─── Information shown
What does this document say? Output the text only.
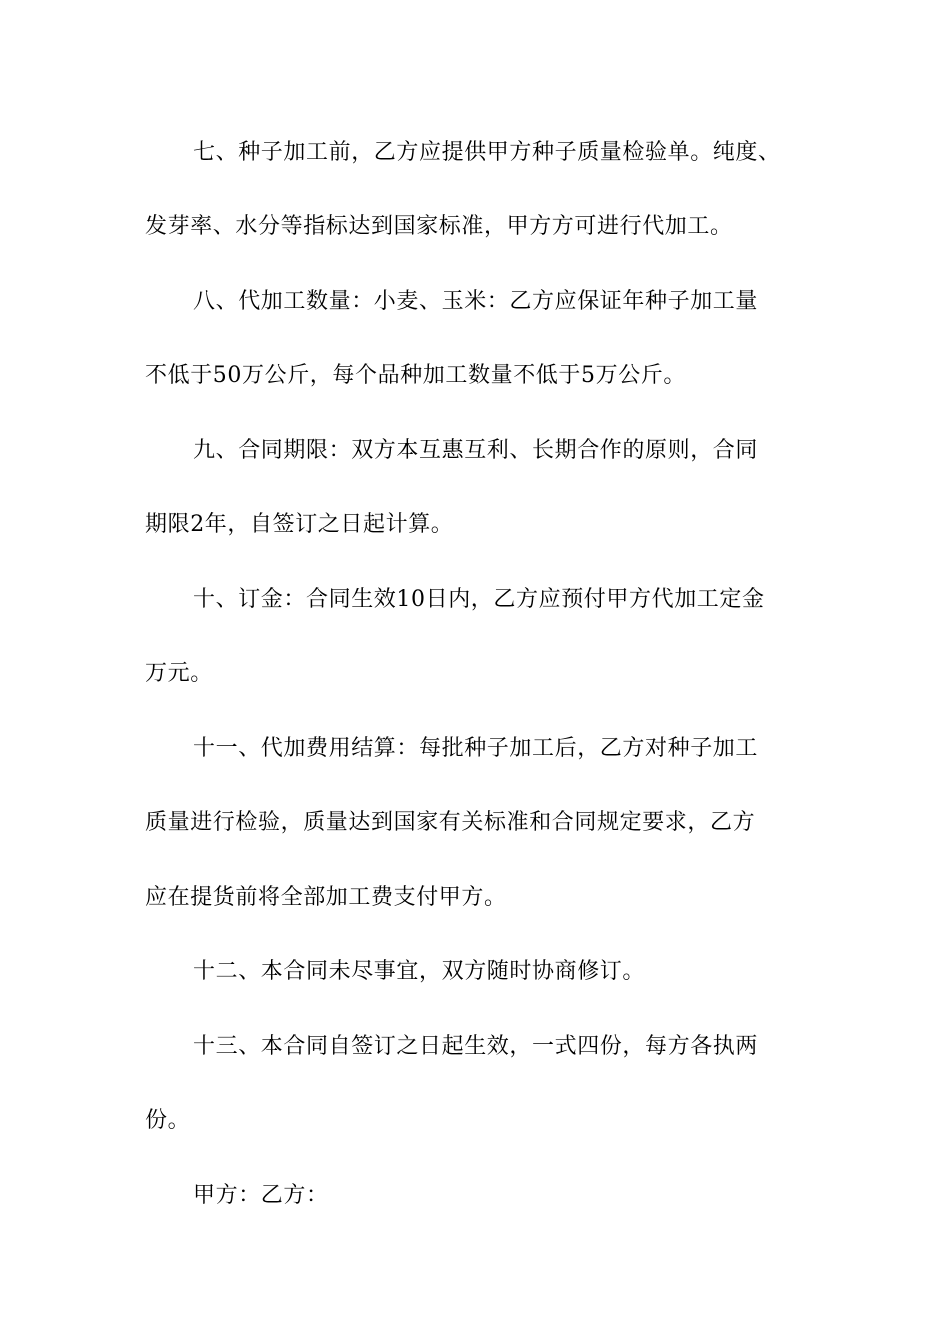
七、种子加工前，乙方应提供甲方种子质量检验单。纯度、
发芽率、水分等指标达到国家标准，甲方方可进行代加工。
八、代加工数量：小麦、玉米：乙方应保证年种子加工量
不低于50万公斤，每个品种加工数量不低于5万公斤。
九、合同期限：双方本互惠互利、长期合作的原则，合同
期限2年，自签订之日起计算。
十、订金：合同生效10日内，乙方应预付甲方代加工定金
万元。
十一、代加费用结算：每批种子加工后，乙方对种子加工
质量进行检验，质量达到国家有关标准和合同规定要求，乙方
应在提货前将全部加工费支付甲方。
十二、本合同未尽事宜，双方随时协商修订。
十三、本合同自签订之日起生效，一式四份，每方各执两
份。
甲方：乙方：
──────
◆ **Given problem**: The data above should be repeated exactly, minus any pictures.

◆ **Answer below**:
What does this document say? Output the text only.
七、种子加工前，乙方应提供甲方种子质量检验单。纯度、
发芽率、水分等指标达到国家标准，甲方方可进行代加工。
八、代加工数量：小麦、玉米：乙方应保证年种子加工量
不低于50万公斤，每个品种加工数量不低于5万公斤。
九、合同期限：双方本互惠互利、长期合作的原则，合同
期限2年，自签订之日起计算。
十、订金：合同生效10日内，乙方应预付甲方代加工定金
万元。
十一、代加费用结算：每批种子加工后，乙方对种子加工
质量进行检验，质量达到国家有关标准和合同规定要求，乙方
应在提货前将全部加工费支付甲方。
十二、本合同未尽事宜，双方随时协商修订。
十三、本合同自签订之日起生效，一式四份，每方各执两
份。
甲方：乙方：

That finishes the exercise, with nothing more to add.